[Saved data entries]

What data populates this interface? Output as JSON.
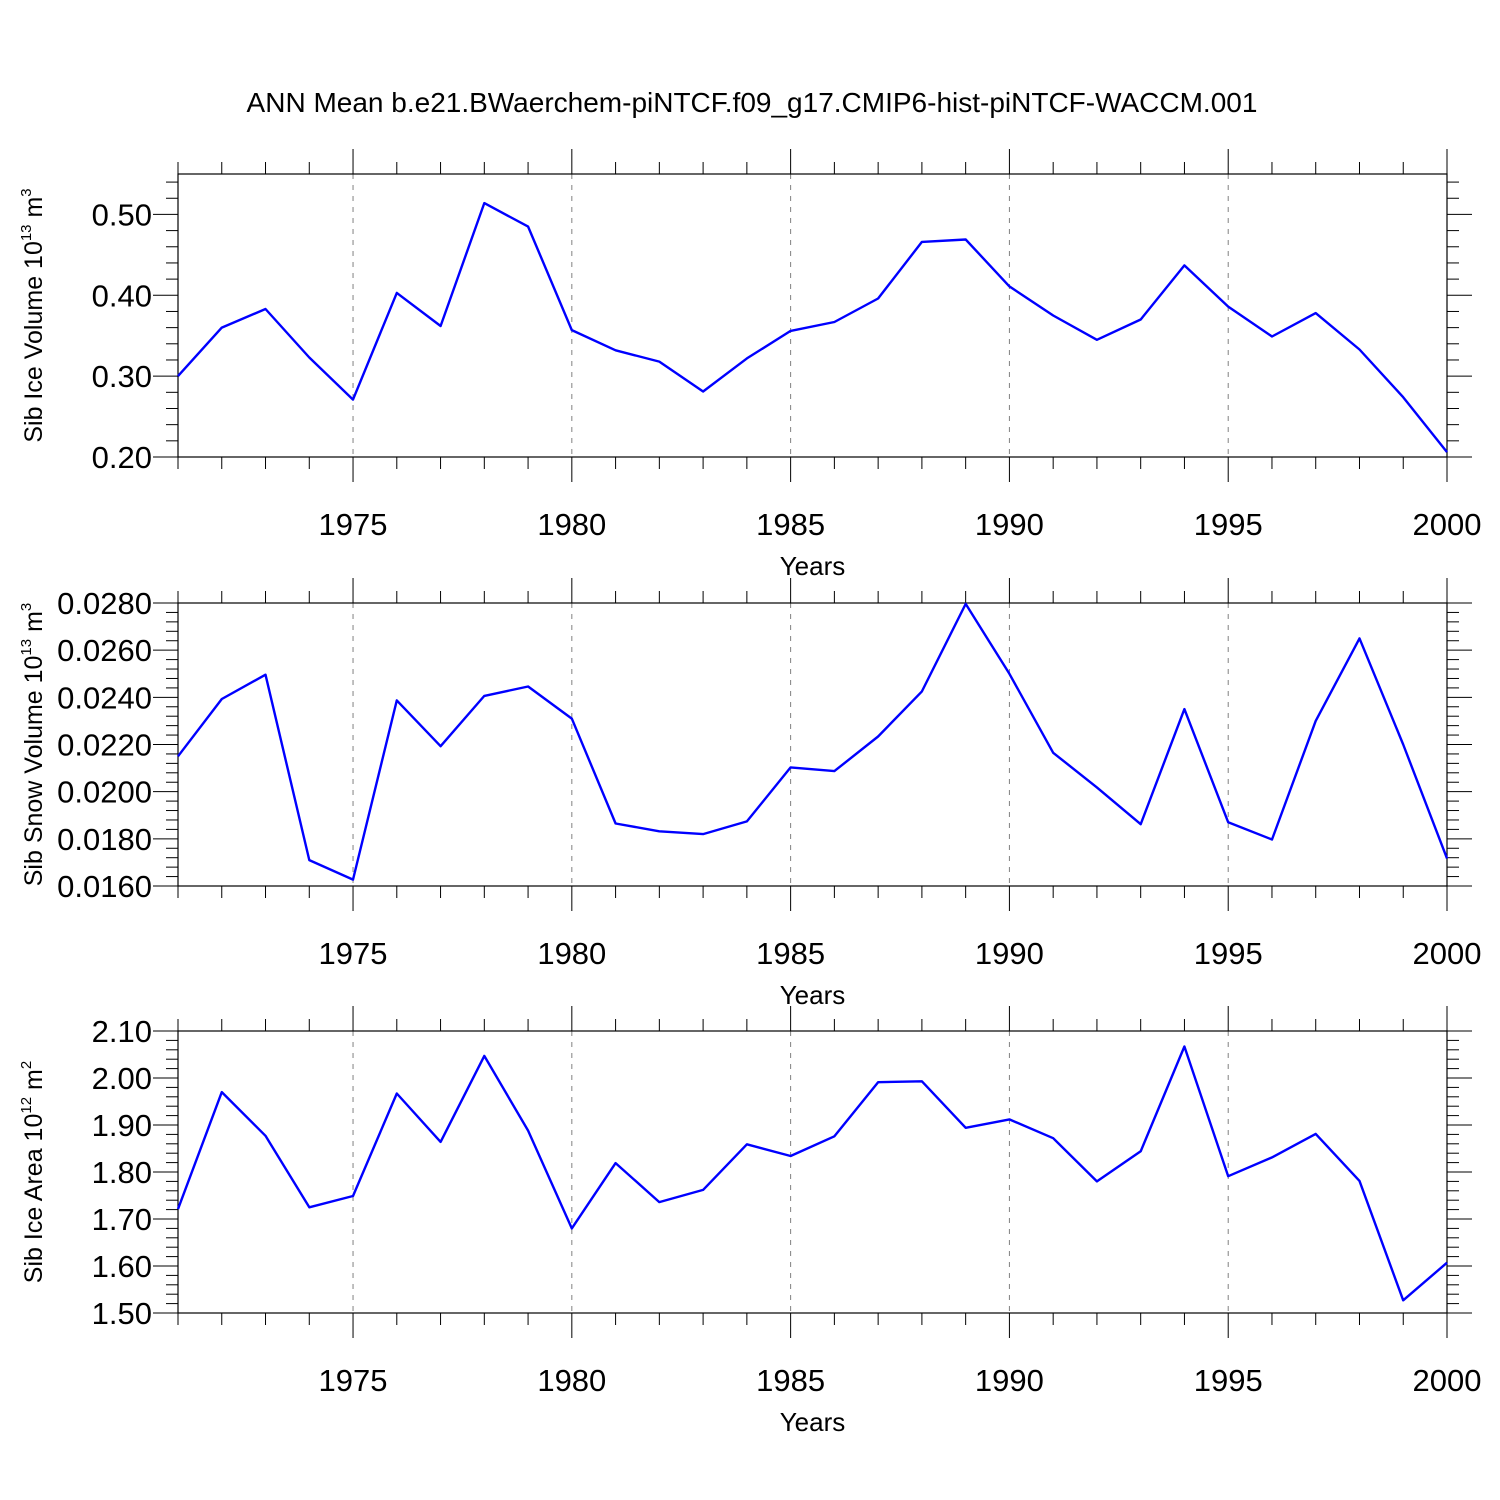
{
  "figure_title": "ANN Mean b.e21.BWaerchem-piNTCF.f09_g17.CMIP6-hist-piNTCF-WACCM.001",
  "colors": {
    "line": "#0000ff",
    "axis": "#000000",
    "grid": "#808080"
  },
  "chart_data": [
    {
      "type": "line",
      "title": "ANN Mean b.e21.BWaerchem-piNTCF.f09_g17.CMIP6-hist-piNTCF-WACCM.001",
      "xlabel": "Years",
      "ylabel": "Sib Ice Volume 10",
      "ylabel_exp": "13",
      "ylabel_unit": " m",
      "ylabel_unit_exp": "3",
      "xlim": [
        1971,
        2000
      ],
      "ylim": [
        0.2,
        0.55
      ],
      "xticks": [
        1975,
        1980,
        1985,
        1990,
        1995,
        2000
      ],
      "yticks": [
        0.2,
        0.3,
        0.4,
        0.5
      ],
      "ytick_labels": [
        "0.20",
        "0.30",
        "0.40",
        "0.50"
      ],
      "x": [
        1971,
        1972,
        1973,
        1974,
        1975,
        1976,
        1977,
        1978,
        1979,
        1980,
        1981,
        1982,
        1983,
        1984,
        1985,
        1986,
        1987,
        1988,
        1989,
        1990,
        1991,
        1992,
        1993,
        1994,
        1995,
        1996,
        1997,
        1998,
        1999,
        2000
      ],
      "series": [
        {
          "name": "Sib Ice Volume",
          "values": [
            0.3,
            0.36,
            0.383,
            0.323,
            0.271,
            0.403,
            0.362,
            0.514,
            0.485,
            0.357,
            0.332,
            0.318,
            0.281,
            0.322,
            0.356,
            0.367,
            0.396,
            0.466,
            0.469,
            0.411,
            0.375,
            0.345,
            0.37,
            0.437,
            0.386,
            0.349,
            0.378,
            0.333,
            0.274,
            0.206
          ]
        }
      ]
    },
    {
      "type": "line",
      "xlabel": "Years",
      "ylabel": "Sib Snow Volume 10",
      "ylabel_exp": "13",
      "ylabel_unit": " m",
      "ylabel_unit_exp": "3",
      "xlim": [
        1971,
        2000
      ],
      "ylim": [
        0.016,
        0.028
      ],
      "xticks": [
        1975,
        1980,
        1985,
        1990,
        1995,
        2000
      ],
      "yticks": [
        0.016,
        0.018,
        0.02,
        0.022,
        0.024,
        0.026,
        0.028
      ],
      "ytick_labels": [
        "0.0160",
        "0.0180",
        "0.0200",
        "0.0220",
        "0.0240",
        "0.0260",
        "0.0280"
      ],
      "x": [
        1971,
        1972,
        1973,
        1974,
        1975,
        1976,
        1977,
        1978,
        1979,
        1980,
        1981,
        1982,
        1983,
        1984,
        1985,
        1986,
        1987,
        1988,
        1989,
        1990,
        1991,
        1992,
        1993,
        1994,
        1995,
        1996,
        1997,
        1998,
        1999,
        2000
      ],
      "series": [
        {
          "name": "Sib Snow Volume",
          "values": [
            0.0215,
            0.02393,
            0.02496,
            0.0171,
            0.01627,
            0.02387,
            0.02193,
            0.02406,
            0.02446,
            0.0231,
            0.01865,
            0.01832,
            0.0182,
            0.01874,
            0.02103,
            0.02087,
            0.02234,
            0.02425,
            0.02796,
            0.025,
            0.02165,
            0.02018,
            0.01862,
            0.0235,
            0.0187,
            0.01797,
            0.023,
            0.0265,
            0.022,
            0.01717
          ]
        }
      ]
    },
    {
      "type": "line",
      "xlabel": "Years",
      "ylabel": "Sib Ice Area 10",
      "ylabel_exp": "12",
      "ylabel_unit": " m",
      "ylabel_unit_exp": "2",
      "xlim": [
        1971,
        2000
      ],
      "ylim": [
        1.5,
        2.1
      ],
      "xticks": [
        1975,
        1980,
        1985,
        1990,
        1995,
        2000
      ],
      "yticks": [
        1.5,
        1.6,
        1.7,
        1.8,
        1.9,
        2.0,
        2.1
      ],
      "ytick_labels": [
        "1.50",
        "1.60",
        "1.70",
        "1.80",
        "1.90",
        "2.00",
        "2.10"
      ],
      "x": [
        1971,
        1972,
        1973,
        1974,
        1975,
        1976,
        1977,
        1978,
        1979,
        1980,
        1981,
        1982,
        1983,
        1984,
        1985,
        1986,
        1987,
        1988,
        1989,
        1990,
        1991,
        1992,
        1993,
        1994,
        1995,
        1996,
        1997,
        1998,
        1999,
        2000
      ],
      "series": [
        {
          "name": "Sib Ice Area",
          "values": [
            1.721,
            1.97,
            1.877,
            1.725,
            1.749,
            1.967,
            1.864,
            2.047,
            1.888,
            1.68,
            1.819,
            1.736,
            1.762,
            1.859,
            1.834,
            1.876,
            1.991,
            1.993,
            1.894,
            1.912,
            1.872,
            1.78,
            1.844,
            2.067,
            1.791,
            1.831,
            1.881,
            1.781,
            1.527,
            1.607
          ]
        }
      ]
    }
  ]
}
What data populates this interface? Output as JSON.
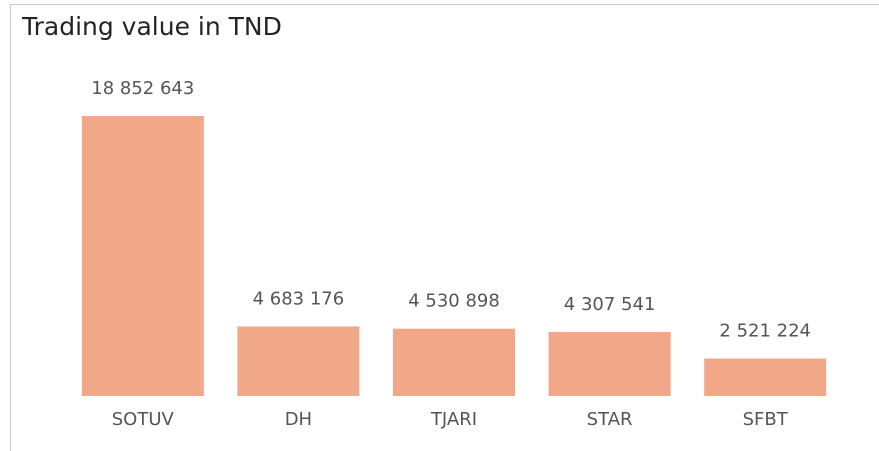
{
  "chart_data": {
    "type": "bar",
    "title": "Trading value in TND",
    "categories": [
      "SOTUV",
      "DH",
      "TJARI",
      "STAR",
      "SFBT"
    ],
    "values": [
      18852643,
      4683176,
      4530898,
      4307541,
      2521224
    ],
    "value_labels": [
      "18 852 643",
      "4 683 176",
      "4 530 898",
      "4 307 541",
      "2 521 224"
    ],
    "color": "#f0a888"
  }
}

_Exercise directions:_ Without the pictures, copy the material exactly as given.

_The solution:_
What data populates this interface? Output as JSON.
{
  "figure_title": "ANN Mean b.e21.BWaerchem-piNTCF.f09_g17.CMIP6-hist-piNTCF-WACCM.001",
  "colors": {
    "line": "#0000ff",
    "axis": "#000000",
    "grid": "#808080"
  },
  "chart_data": [
    {
      "type": "line",
      "title": "ANN Mean b.e21.BWaerchem-piNTCF.f09_g17.CMIP6-hist-piNTCF-WACCM.001",
      "xlabel": "Years",
      "ylabel": "Sib Ice Volume 10",
      "ylabel_exp": "13",
      "ylabel_unit": " m",
      "ylabel_unit_exp": "3",
      "xlim": [
        1971,
        2000
      ],
      "ylim": [
        0.2,
        0.55
      ],
      "xticks": [
        1975,
        1980,
        1985,
        1990,
        1995,
        2000
      ],
      "yticks": [
        0.2,
        0.3,
        0.4,
        0.5
      ],
      "ytick_labels": [
        "0.20",
        "0.30",
        "0.40",
        "0.50"
      ],
      "x": [
        1971,
        1972,
        1973,
        1974,
        1975,
        1976,
        1977,
        1978,
        1979,
        1980,
        1981,
        1982,
        1983,
        1984,
        1985,
        1986,
        1987,
        1988,
        1989,
        1990,
        1991,
        1992,
        1993,
        1994,
        1995,
        1996,
        1997,
        1998,
        1999,
        2000
      ],
      "series": [
        {
          "name": "Sib Ice Volume",
          "values": [
            0.3,
            0.36,
            0.383,
            0.323,
            0.271,
            0.403,
            0.362,
            0.514,
            0.485,
            0.357,
            0.332,
            0.318,
            0.281,
            0.322,
            0.356,
            0.367,
            0.396,
            0.466,
            0.469,
            0.411,
            0.375,
            0.345,
            0.37,
            0.437,
            0.386,
            0.349,
            0.378,
            0.333,
            0.274,
            0.206
          ]
        }
      ]
    },
    {
      "type": "line",
      "xlabel": "Years",
      "ylabel": "Sib Snow Volume 10",
      "ylabel_exp": "13",
      "ylabel_unit": " m",
      "ylabel_unit_exp": "3",
      "xlim": [
        1971,
        2000
      ],
      "ylim": [
        0.016,
        0.028
      ],
      "xticks": [
        1975,
        1980,
        1985,
        1990,
        1995,
        2000
      ],
      "yticks": [
        0.016,
        0.018,
        0.02,
        0.022,
        0.024,
        0.026,
        0.028
      ],
      "ytick_labels": [
        "0.0160",
        "0.0180",
        "0.0200",
        "0.0220",
        "0.0240",
        "0.0260",
        "0.0280"
      ],
      "x": [
        1971,
        1972,
        1973,
        1974,
        1975,
        1976,
        1977,
        1978,
        1979,
        1980,
        1981,
        1982,
        1983,
        1984,
        1985,
        1986,
        1987,
        1988,
        1989,
        1990,
        1991,
        1992,
        1993,
        1994,
        1995,
        1996,
        1997,
        1998,
        1999,
        2000
      ],
      "series": [
        {
          "name": "Sib Snow Volume",
          "values": [
            0.0215,
            0.02393,
            0.02496,
            0.0171,
            0.01627,
            0.02387,
            0.02193,
            0.02406,
            0.02446,
            0.0231,
            0.01865,
            0.01832,
            0.0182,
            0.01874,
            0.02103,
            0.02087,
            0.02234,
            0.02425,
            0.02796,
            0.025,
            0.02165,
            0.02018,
            0.01862,
            0.0235,
            0.0187,
            0.01797,
            0.023,
            0.0265,
            0.022,
            0.01717
          ]
        }
      ]
    },
    {
      "type": "line",
      "xlabel": "Years",
      "ylabel": "Sib Ice Area 10",
      "ylabel_exp": "12",
      "ylabel_unit": " m",
      "ylabel_unit_exp": "2",
      "xlim": [
        1971,
        2000
      ],
      "ylim": [
        1.5,
        2.1
      ],
      "xticks": [
        1975,
        1980,
        1985,
        1990,
        1995,
        2000
      ],
      "yticks": [
        1.5,
        1.6,
        1.7,
        1.8,
        1.9,
        2.0,
        2.1
      ],
      "ytick_labels": [
        "1.50",
        "1.60",
        "1.70",
        "1.80",
        "1.90",
        "2.00",
        "2.10"
      ],
      "x": [
        1971,
        1972,
        1973,
        1974,
        1975,
        1976,
        1977,
        1978,
        1979,
        1980,
        1981,
        1982,
        1983,
        1984,
        1985,
        1986,
        1987,
        1988,
        1989,
        1990,
        1991,
        1992,
        1993,
        1994,
        1995,
        1996,
        1997,
        1998,
        1999,
        2000
      ],
      "series": [
        {
          "name": "Sib Ice Area",
          "values": [
            1.721,
            1.97,
            1.877,
            1.725,
            1.749,
            1.967,
            1.864,
            2.047,
            1.888,
            1.68,
            1.819,
            1.736,
            1.762,
            1.859,
            1.834,
            1.876,
            1.991,
            1.993,
            1.894,
            1.912,
            1.872,
            1.78,
            1.844,
            2.067,
            1.791,
            1.831,
            1.881,
            1.781,
            1.527,
            1.607
          ]
        }
      ]
    }
  ]
}
What data populates this interface? Output as JSON.
{
  "chart_data": {
    "type": "bar",
    "title": "Trading value in TND",
    "categories": [
      "SOTUV",
      "DH",
      "TJARI",
      "STAR",
      "SFBT"
    ],
    "values": [
      18852643,
      4683176,
      4530898,
      4307541,
      2521224
    ],
    "value_labels": [
      "18 852 643",
      "4 683 176",
      "4 530 898",
      "4 307 541",
      "2 521 224"
    ],
    "color": "#f0a888"
  }
}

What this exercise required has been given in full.